* [TASK OBJECTIVE]
Give every line again exactly as it appears, please, but not the pictures.

+-------+

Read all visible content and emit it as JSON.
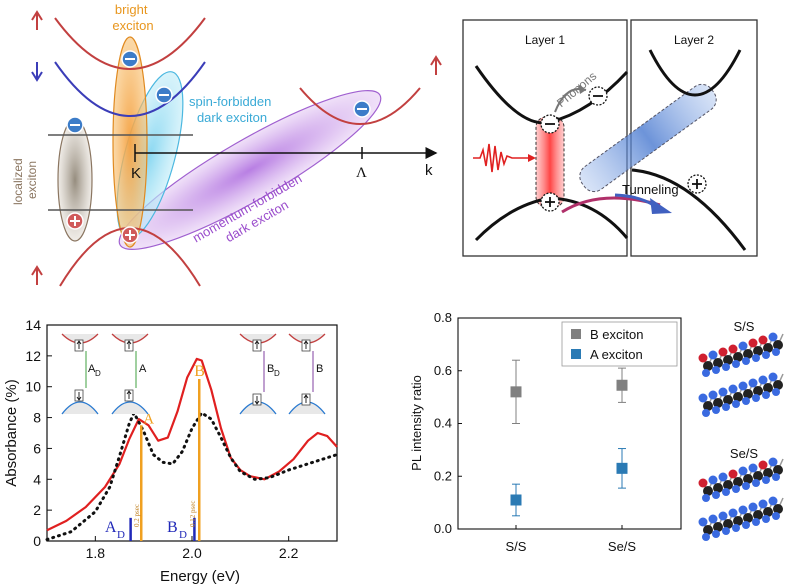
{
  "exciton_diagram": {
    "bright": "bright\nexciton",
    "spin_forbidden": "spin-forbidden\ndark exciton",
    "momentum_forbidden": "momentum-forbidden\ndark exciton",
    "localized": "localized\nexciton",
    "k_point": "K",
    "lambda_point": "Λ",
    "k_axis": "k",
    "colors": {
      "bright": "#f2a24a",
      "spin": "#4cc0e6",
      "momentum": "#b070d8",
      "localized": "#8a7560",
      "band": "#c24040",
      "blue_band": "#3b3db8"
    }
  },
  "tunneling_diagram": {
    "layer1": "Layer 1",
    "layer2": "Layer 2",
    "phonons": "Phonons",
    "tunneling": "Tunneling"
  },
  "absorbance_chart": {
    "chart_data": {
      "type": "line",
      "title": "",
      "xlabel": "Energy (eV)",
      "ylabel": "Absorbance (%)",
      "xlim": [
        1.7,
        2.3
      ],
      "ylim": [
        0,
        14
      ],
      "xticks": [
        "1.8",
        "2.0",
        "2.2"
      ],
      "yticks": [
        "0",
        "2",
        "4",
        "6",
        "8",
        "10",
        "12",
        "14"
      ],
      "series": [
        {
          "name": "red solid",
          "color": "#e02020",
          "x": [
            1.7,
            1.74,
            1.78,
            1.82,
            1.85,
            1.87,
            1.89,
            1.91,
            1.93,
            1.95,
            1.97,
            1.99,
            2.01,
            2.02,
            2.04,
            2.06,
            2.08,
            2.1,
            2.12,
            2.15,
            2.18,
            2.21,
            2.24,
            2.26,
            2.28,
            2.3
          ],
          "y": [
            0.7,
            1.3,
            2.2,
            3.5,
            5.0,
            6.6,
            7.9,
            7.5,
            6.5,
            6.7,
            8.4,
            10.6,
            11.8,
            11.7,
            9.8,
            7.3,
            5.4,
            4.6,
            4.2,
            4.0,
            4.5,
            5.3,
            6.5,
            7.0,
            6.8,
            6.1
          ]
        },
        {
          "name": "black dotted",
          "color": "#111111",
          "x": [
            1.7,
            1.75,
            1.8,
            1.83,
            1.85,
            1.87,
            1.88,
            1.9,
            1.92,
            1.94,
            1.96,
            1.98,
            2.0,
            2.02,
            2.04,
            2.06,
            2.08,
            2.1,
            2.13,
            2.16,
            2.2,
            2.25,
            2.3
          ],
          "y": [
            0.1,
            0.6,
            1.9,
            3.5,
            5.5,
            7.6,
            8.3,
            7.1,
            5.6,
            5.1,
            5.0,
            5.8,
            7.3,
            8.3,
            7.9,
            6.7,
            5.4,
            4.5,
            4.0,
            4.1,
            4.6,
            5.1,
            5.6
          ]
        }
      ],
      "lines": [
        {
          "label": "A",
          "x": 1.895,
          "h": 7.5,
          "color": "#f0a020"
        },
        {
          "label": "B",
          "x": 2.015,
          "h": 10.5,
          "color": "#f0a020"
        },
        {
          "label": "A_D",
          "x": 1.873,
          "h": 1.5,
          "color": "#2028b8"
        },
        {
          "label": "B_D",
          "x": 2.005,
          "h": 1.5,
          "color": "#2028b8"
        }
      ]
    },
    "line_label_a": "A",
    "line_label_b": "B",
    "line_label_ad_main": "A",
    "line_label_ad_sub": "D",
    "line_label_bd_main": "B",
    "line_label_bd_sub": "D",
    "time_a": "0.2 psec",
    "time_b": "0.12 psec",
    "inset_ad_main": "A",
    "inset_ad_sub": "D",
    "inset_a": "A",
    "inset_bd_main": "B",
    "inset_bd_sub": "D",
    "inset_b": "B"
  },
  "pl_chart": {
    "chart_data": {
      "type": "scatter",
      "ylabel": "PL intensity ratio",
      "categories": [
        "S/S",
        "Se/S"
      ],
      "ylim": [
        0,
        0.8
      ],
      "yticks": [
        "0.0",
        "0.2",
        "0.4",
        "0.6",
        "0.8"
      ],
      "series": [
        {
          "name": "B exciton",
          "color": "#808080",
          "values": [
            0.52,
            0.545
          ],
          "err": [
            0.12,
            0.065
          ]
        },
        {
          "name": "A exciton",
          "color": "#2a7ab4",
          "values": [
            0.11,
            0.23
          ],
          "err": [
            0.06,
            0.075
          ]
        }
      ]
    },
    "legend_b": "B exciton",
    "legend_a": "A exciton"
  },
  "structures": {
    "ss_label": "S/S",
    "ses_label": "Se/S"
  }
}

+-------+

* [EXERCISE ANSWER]
Read all visible content and emit it as JSON.
{
  "exciton_diagram": {
    "bright": "bright\nexciton",
    "spin_forbidden": "spin-forbidden\ndark exciton",
    "momentum_forbidden": "momentum-forbidden\ndark exciton",
    "localized": "localized\nexciton",
    "k_point": "K",
    "lambda_point": "Λ",
    "k_axis": "k",
    "colors": {
      "bright": "#f2a24a",
      "spin": "#4cc0e6",
      "momentum": "#b070d8",
      "localized": "#8a7560",
      "band": "#c24040",
      "blue_band": "#3b3db8"
    }
  },
  "tunneling_diagram": {
    "layer1": "Layer 1",
    "layer2": "Layer 2",
    "phonons": "Phonons",
    "tunneling": "Tunneling"
  },
  "absorbance_chart": {
    "chart_data": {
      "type": "line",
      "title": "",
      "xlabel": "Energy (eV)",
      "ylabel": "Absorbance (%)",
      "xlim": [
        1.7,
        2.3
      ],
      "ylim": [
        0,
        14
      ],
      "xticks": [
        "1.8",
        "2.0",
        "2.2"
      ],
      "yticks": [
        "0",
        "2",
        "4",
        "6",
        "8",
        "10",
        "12",
        "14"
      ],
      "series": [
        {
          "name": "red solid",
          "color": "#e02020",
          "x": [
            1.7,
            1.74,
            1.78,
            1.82,
            1.85,
            1.87,
            1.89,
            1.91,
            1.93,
            1.95,
            1.97,
            1.99,
            2.01,
            2.02,
            2.04,
            2.06,
            2.08,
            2.1,
            2.12,
            2.15,
            2.18,
            2.21,
            2.24,
            2.26,
            2.28,
            2.3
          ],
          "y": [
            0.7,
            1.3,
            2.2,
            3.5,
            5.0,
            6.6,
            7.9,
            7.5,
            6.5,
            6.7,
            8.4,
            10.6,
            11.8,
            11.7,
            9.8,
            7.3,
            5.4,
            4.6,
            4.2,
            4.0,
            4.5,
            5.3,
            6.5,
            7.0,
            6.8,
            6.1
          ]
        },
        {
          "name": "black dotted",
          "color": "#111111",
          "x": [
            1.7,
            1.75,
            1.8,
            1.83,
            1.85,
            1.87,
            1.88,
            1.9,
            1.92,
            1.94,
            1.96,
            1.98,
            2.0,
            2.02,
            2.04,
            2.06,
            2.08,
            2.1,
            2.13,
            2.16,
            2.2,
            2.25,
            2.3
          ],
          "y": [
            0.1,
            0.6,
            1.9,
            3.5,
            5.5,
            7.6,
            8.3,
            7.1,
            5.6,
            5.1,
            5.0,
            5.8,
            7.3,
            8.3,
            7.9,
            6.7,
            5.4,
            4.5,
            4.0,
            4.1,
            4.6,
            5.1,
            5.6
          ]
        }
      ],
      "lines": [
        {
          "label": "A",
          "x": 1.895,
          "h": 7.5,
          "color": "#f0a020"
        },
        {
          "label": "B",
          "x": 2.015,
          "h": 10.5,
          "color": "#f0a020"
        },
        {
          "label": "A_D",
          "x": 1.873,
          "h": 1.5,
          "color": "#2028b8"
        },
        {
          "label": "B_D",
          "x": 2.005,
          "h": 1.5,
          "color": "#2028b8"
        }
      ]
    },
    "line_label_a": "A",
    "line_label_b": "B",
    "line_label_ad_main": "A",
    "line_label_ad_sub": "D",
    "line_label_bd_main": "B",
    "line_label_bd_sub": "D",
    "time_a": "0.2 psec",
    "time_b": "0.12 psec",
    "inset_ad_main": "A",
    "inset_ad_sub": "D",
    "inset_a": "A",
    "inset_bd_main": "B",
    "inset_bd_sub": "D",
    "inset_b": "B"
  },
  "pl_chart": {
    "chart_data": {
      "type": "scatter",
      "ylabel": "PL intensity ratio",
      "categories": [
        "S/S",
        "Se/S"
      ],
      "ylim": [
        0,
        0.8
      ],
      "yticks": [
        "0.0",
        "0.2",
        "0.4",
        "0.6",
        "0.8"
      ],
      "series": [
        {
          "name": "B exciton",
          "color": "#808080",
          "values": [
            0.52,
            0.545
          ],
          "err": [
            0.12,
            0.065
          ]
        },
        {
          "name": "A exciton",
          "color": "#2a7ab4",
          "values": [
            0.11,
            0.23
          ],
          "err": [
            0.06,
            0.075
          ]
        }
      ]
    },
    "legend_b": "B exciton",
    "legend_a": "A exciton"
  },
  "structures": {
    "ss_label": "S/S",
    "ses_label": "Se/S"
  }
}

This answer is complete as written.